INPUT MATERIAL>
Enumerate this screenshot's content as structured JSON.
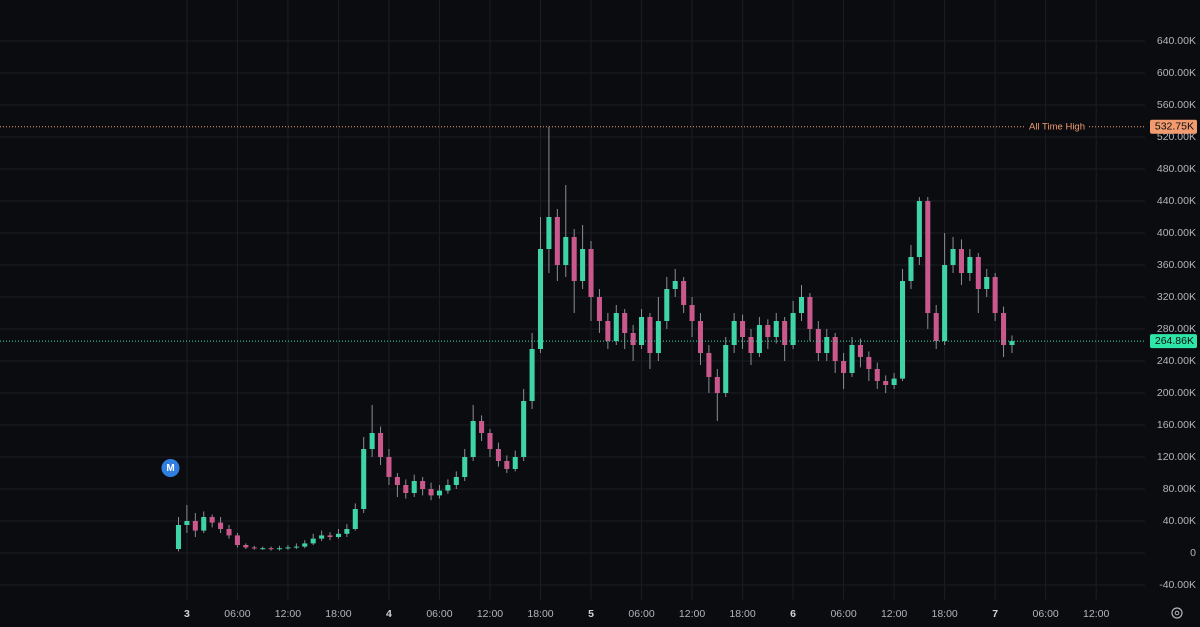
{
  "chart_data": {
    "type": "candlestick",
    "up_color": "#3fd4a8",
    "down_color": "#c9588c",
    "grid": true,
    "marker_label": "M",
    "x": [
      -1,
      0,
      1,
      2,
      3,
      4,
      5,
      6,
      7,
      8,
      9,
      10,
      11,
      12,
      13,
      14,
      15,
      16,
      17,
      18,
      19,
      20,
      21,
      22,
      23,
      24,
      25,
      26,
      27,
      28,
      29,
      30,
      31,
      32,
      33,
      34,
      35,
      36,
      37,
      38,
      39,
      40,
      41,
      42,
      43,
      44,
      45,
      46,
      47,
      48,
      49,
      50,
      51,
      52,
      53,
      54,
      55,
      56,
      57,
      58,
      59,
      60,
      61,
      62,
      63,
      64,
      65,
      66,
      67,
      68,
      69,
      70,
      71,
      72,
      73,
      74,
      75,
      76,
      77,
      78,
      79,
      80,
      81,
      82,
      83,
      84,
      85,
      86,
      87,
      88,
      89,
      90,
      91,
      92,
      93,
      94,
      95,
      96,
      97,
      98
    ],
    "open": [
      5,
      35,
      40,
      28,
      45,
      38,
      30,
      22,
      10,
      7,
      6,
      6,
      5,
      6,
      7,
      8,
      12,
      18,
      22,
      20,
      24,
      30,
      55,
      130,
      150,
      120,
      95,
      85,
      75,
      90,
      80,
      72,
      78,
      85,
      95,
      120,
      165,
      150,
      130,
      115,
      105,
      120,
      190,
      255,
      380,
      420,
      360,
      395,
      340,
      380,
      320,
      290,
      265,
      300,
      275,
      260,
      295,
      250,
      290,
      330,
      340,
      310,
      290,
      250,
      220,
      200,
      260,
      290,
      270,
      250,
      285,
      270,
      290,
      260,
      300,
      320,
      280,
      250,
      270,
      240,
      225,
      260,
      245,
      230,
      215,
      210,
      218,
      340,
      370,
      440,
      300,
      265,
      360,
      380,
      350,
      370,
      330,
      345,
      300,
      260
    ],
    "high": [
      45,
      60,
      50,
      52,
      48,
      45,
      35,
      25,
      12,
      9,
      8,
      8,
      9,
      10,
      12,
      16,
      24,
      28,
      26,
      30,
      36,
      62,
      145,
      185,
      158,
      130,
      100,
      92,
      98,
      95,
      88,
      85,
      92,
      102,
      130,
      185,
      172,
      155,
      138,
      122,
      128,
      205,
      275,
      420,
      532.75,
      430,
      460,
      405,
      410,
      390,
      330,
      300,
      310,
      305,
      285,
      305,
      300,
      320,
      345,
      355,
      345,
      320,
      300,
      260,
      230,
      270,
      300,
      298,
      280,
      295,
      292,
      300,
      295,
      315,
      335,
      325,
      290,
      280,
      275,
      250,
      270,
      268,
      252,
      238,
      222,
      225,
      355,
      385,
      445,
      445,
      310,
      400,
      395,
      392,
      380,
      375,
      355,
      350,
      308,
      272
    ],
    "low": [
      2,
      25,
      20,
      25,
      32,
      25,
      18,
      7,
      5,
      4,
      4,
      3,
      3,
      4,
      5,
      6,
      10,
      15,
      16,
      18,
      20,
      28,
      50,
      120,
      110,
      85,
      70,
      68,
      70,
      72,
      66,
      68,
      74,
      80,
      90,
      115,
      140,
      120,
      108,
      100,
      102,
      115,
      180,
      250,
      350,
      340,
      345,
      300,
      330,
      290,
      275,
      255,
      260,
      255,
      240,
      255,
      230,
      240,
      280,
      320,
      300,
      270,
      235,
      200,
      165,
      195,
      250,
      255,
      235,
      245,
      255,
      262,
      240,
      255,
      290,
      265,
      240,
      240,
      225,
      205,
      220,
      232,
      215,
      205,
      200,
      205,
      215,
      330,
      360,
      280,
      255,
      260,
      350,
      335,
      340,
      300,
      320,
      290,
      245,
      250
    ],
    "close": [
      35,
      40,
      28,
      45,
      38,
      30,
      22,
      10,
      7,
      6,
      6,
      5,
      6,
      7,
      8,
      12,
      18,
      22,
      20,
      24,
      30,
      55,
      130,
      150,
      120,
      95,
      85,
      75,
      90,
      80,
      72,
      78,
      85,
      95,
      120,
      165,
      150,
      130,
      115,
      105,
      120,
      190,
      255,
      380,
      420,
      360,
      395,
      340,
      380,
      320,
      290,
      265,
      300,
      275,
      260,
      295,
      250,
      290,
      330,
      340,
      310,
      290,
      250,
      220,
      200,
      260,
      290,
      270,
      250,
      285,
      270,
      290,
      260,
      300,
      320,
      280,
      250,
      270,
      240,
      225,
      260,
      245,
      230,
      215,
      210,
      218,
      340,
      370,
      440,
      300,
      265,
      360,
      380,
      350,
      370,
      330,
      345,
      300,
      260,
      264.86
    ],
    "xlim": [
      -22.2,
      113.8
    ],
    "xticks": [
      {
        "value": 0,
        "label": "3"
      },
      {
        "value": 6,
        "label": "06:00"
      },
      {
        "value": 12,
        "label": "12:00"
      },
      {
        "value": 18,
        "label": "18:00"
      },
      {
        "value": 24,
        "label": "4"
      },
      {
        "value": 30,
        "label": "06:00"
      },
      {
        "value": 36,
        "label": "12:00"
      },
      {
        "value": 42,
        "label": "18:00"
      },
      {
        "value": 48,
        "label": "5"
      },
      {
        "value": 54,
        "label": "06:00"
      },
      {
        "value": 60,
        "label": "12:00"
      },
      {
        "value": 66,
        "label": "18:00"
      },
      {
        "value": 72,
        "label": "6"
      },
      {
        "value": 78,
        "label": "06:00"
      },
      {
        "value": 84,
        "label": "12:00"
      },
      {
        "value": 90,
        "label": "18:00"
      },
      {
        "value": 96,
        "label": "7"
      },
      {
        "value": 102,
        "label": "06:00"
      },
      {
        "value": 108,
        "label": "12:00"
      }
    ],
    "ylim": [
      -58.75,
      691.25
    ],
    "yticks": [
      {
        "value": -40,
        "label": "-40.00K"
      },
      0,
      {
        "value": 40,
        "label": "40.00K"
      },
      {
        "value": 80,
        "label": "80.00K"
      },
      {
        "value": 120,
        "label": "120.00K"
      },
      {
        "value": 160,
        "label": "160.00K"
      },
      {
        "value": 200,
        "label": "200.00K"
      },
      {
        "value": 240,
        "label": "240.00K"
      },
      {
        "value": 280,
        "label": "280.00K"
      },
      {
        "value": 320,
        "label": "320.00K"
      },
      {
        "value": 360,
        "label": "360.00K"
      },
      {
        "value": 400,
        "label": "400.00K"
      },
      {
        "value": 440,
        "label": "440.00K"
      },
      {
        "value": 480,
        "label": "480.00K"
      },
      {
        "value": 520,
        "label": "520.00K"
      },
      {
        "value": 560,
        "label": "560.00K"
      },
      {
        "value": 600,
        "label": "600.00K"
      },
      {
        "value": 640,
        "label": "640.00K"
      }
    ],
    "price_lines": [
      {
        "name": "All Time High",
        "value": 532.75,
        "value_label": "532.75K",
        "color": "#f29b6f"
      },
      {
        "value": 264.86,
        "value_label": "264.86K",
        "color": "#2ee6a6"
      }
    ]
  }
}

OBJECTIVE>
Without including the pictures, return each record above exactly as it stands.

TASK RESPONSE>
Enumerate this screenshot's content as structured JSON.
{
  "chart_data": {
    "type": "candlestick",
    "up_color": "#3fd4a8",
    "down_color": "#c9588c",
    "grid": true,
    "marker_label": "M",
    "x": [
      -1,
      0,
      1,
      2,
      3,
      4,
      5,
      6,
      7,
      8,
      9,
      10,
      11,
      12,
      13,
      14,
      15,
      16,
      17,
      18,
      19,
      20,
      21,
      22,
      23,
      24,
      25,
      26,
      27,
      28,
      29,
      30,
      31,
      32,
      33,
      34,
      35,
      36,
      37,
      38,
      39,
      40,
      41,
      42,
      43,
      44,
      45,
      46,
      47,
      48,
      49,
      50,
      51,
      52,
      53,
      54,
      55,
      56,
      57,
      58,
      59,
      60,
      61,
      62,
      63,
      64,
      65,
      66,
      67,
      68,
      69,
      70,
      71,
      72,
      73,
      74,
      75,
      76,
      77,
      78,
      79,
      80,
      81,
      82,
      83,
      84,
      85,
      86,
      87,
      88,
      89,
      90,
      91,
      92,
      93,
      94,
      95,
      96,
      97,
      98
    ],
    "open": [
      5,
      35,
      40,
      28,
      45,
      38,
      30,
      22,
      10,
      7,
      6,
      6,
      5,
      6,
      7,
      8,
      12,
      18,
      22,
      20,
      24,
      30,
      55,
      130,
      150,
      120,
      95,
      85,
      75,
      90,
      80,
      72,
      78,
      85,
      95,
      120,
      165,
      150,
      130,
      115,
      105,
      120,
      190,
      255,
      380,
      420,
      360,
      395,
      340,
      380,
      320,
      290,
      265,
      300,
      275,
      260,
      295,
      250,
      290,
      330,
      340,
      310,
      290,
      250,
      220,
      200,
      260,
      290,
      270,
      250,
      285,
      270,
      290,
      260,
      300,
      320,
      280,
      250,
      270,
      240,
      225,
      260,
      245,
      230,
      215,
      210,
      218,
      340,
      370,
      440,
      300,
      265,
      360,
      380,
      350,
      370,
      330,
      345,
      300,
      260
    ],
    "high": [
      45,
      60,
      50,
      52,
      48,
      45,
      35,
      25,
      12,
      9,
      8,
      8,
      9,
      10,
      12,
      16,
      24,
      28,
      26,
      30,
      36,
      62,
      145,
      185,
      158,
      130,
      100,
      92,
      98,
      95,
      88,
      85,
      92,
      102,
      130,
      185,
      172,
      155,
      138,
      122,
      128,
      205,
      275,
      420,
      532.75,
      430,
      460,
      405,
      410,
      390,
      330,
      300,
      310,
      305,
      285,
      305,
      300,
      320,
      345,
      355,
      345,
      320,
      300,
      260,
      230,
      270,
      300,
      298,
      280,
      295,
      292,
      300,
      295,
      315,
      335,
      325,
      290,
      280,
      275,
      250,
      270,
      268,
      252,
      238,
      222,
      225,
      355,
      385,
      445,
      445,
      310,
      400,
      395,
      392,
      380,
      375,
      355,
      350,
      308,
      272
    ],
    "low": [
      2,
      25,
      20,
      25,
      32,
      25,
      18,
      7,
      5,
      4,
      4,
      3,
      3,
      4,
      5,
      6,
      10,
      15,
      16,
      18,
      20,
      28,
      50,
      120,
      110,
      85,
      70,
      68,
      70,
      72,
      66,
      68,
      74,
      80,
      90,
      115,
      140,
      120,
      108,
      100,
      102,
      115,
      180,
      250,
      350,
      340,
      345,
      300,
      330,
      290,
      275,
      255,
      260,
      255,
      240,
      255,
      230,
      240,
      280,
      320,
      300,
      270,
      235,
      200,
      165,
      195,
      250,
      255,
      235,
      245,
      255,
      262,
      240,
      255,
      290,
      265,
      240,
      240,
      225,
      205,
      220,
      232,
      215,
      205,
      200,
      205,
      215,
      330,
      360,
      280,
      255,
      260,
      350,
      335,
      340,
      300,
      320,
      290,
      245,
      250
    ],
    "close": [
      35,
      40,
      28,
      45,
      38,
      30,
      22,
      10,
      7,
      6,
      6,
      5,
      6,
      7,
      8,
      12,
      18,
      22,
      20,
      24,
      30,
      55,
      130,
      150,
      120,
      95,
      85,
      75,
      90,
      80,
      72,
      78,
      85,
      95,
      120,
      165,
      150,
      130,
      115,
      105,
      120,
      190,
      255,
      380,
      420,
      360,
      395,
      340,
      380,
      320,
      290,
      265,
      300,
      275,
      260,
      295,
      250,
      290,
      330,
      340,
      310,
      290,
      250,
      220,
      200,
      260,
      290,
      270,
      250,
      285,
      270,
      290,
      260,
      300,
      320,
      280,
      250,
      270,
      240,
      225,
      260,
      245,
      230,
      215,
      210,
      218,
      340,
      370,
      440,
      300,
      265,
      360,
      380,
      350,
      370,
      330,
      345,
      300,
      260,
      264.86
    ],
    "xlim": [
      -22.2,
      113.8
    ],
    "xticks": [
      {
        "value": 0,
        "label": "3"
      },
      {
        "value": 6,
        "label": "06:00"
      },
      {
        "value": 12,
        "label": "12:00"
      },
      {
        "value": 18,
        "label": "18:00"
      },
      {
        "value": 24,
        "label": "4"
      },
      {
        "value": 30,
        "label": "06:00"
      },
      {
        "value": 36,
        "label": "12:00"
      },
      {
        "value": 42,
        "label": "18:00"
      },
      {
        "value": 48,
        "label": "5"
      },
      {
        "value": 54,
        "label": "06:00"
      },
      {
        "value": 60,
        "label": "12:00"
      },
      {
        "value": 66,
        "label": "18:00"
      },
      {
        "value": 72,
        "label": "6"
      },
      {
        "value": 78,
        "label": "06:00"
      },
      {
        "value": 84,
        "label": "12:00"
      },
      {
        "value": 90,
        "label": "18:00"
      },
      {
        "value": 96,
        "label": "7"
      },
      {
        "value": 102,
        "label": "06:00"
      },
      {
        "value": 108,
        "label": "12:00"
      }
    ],
    "ylim": [
      -58.75,
      691.25
    ],
    "yticks": [
      {
        "value": -40,
        "label": "-40.00K"
      },
      0,
      {
        "value": 40,
        "label": "40.00K"
      },
      {
        "value": 80,
        "label": "80.00K"
      },
      {
        "value": 120,
        "label": "120.00K"
      },
      {
        "value": 160,
        "label": "160.00K"
      },
      {
        "value": 200,
        "label": "200.00K"
      },
      {
        "value": 240,
        "label": "240.00K"
      },
      {
        "value": 280,
        "label": "280.00K"
      },
      {
        "value": 320,
        "label": "320.00K"
      },
      {
        "value": 360,
        "label": "360.00K"
      },
      {
        "value": 400,
        "label": "400.00K"
      },
      {
        "value": 440,
        "label": "440.00K"
      },
      {
        "value": 480,
        "label": "480.00K"
      },
      {
        "value": 520,
        "label": "520.00K"
      },
      {
        "value": 560,
        "label": "560.00K"
      },
      {
        "value": 600,
        "label": "600.00K"
      },
      {
        "value": 640,
        "label": "640.00K"
      }
    ],
    "price_lines": [
      {
        "name": "All Time High",
        "value": 532.75,
        "value_label": "532.75K",
        "color": "#f29b6f"
      },
      {
        "value": 264.86,
        "value_label": "264.86K",
        "color": "#2ee6a6"
      }
    ]
  }
}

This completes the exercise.